Instructions for the task. Return all of the entries exactly as written.

-------- Data supplied --------

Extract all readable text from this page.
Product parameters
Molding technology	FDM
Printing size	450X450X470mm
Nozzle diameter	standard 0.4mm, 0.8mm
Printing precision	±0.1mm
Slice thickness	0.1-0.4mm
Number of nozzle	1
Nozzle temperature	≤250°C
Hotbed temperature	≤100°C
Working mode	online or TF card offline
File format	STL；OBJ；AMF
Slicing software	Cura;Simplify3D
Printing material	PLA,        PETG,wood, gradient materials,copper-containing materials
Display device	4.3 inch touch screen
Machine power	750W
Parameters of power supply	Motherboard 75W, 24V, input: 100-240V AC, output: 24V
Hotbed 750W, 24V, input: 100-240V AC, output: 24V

--------

Task output.
Extract all readable text from this page.
Product parameters
Molding technology	FDM
Printing size	450X450X470mm
Nozzle diameter	standard 0.4mm, 0.8mm
Printing precision	±0.1mm
Slice thickness	0.1-0.4mm
Number of nozzle	1
Nozzle temperature	≤250°C
Hotbed temperature	≤100°C
Working mode	online or TF card offline
File format	STL；OBJ；AMF
Slicing software	Cura;Simplify3D
Printing material	PLA,        PETG,wood, gradient materials,copper-containing materials
Display device	4.3 inch touch screen
Machine power	750W
Parameters of power supply	Motherboard 75W, 24V, input: 100-240V AC, output: 24V
Hotbed 750W, 24V, input: 100-240V AC, output: 24V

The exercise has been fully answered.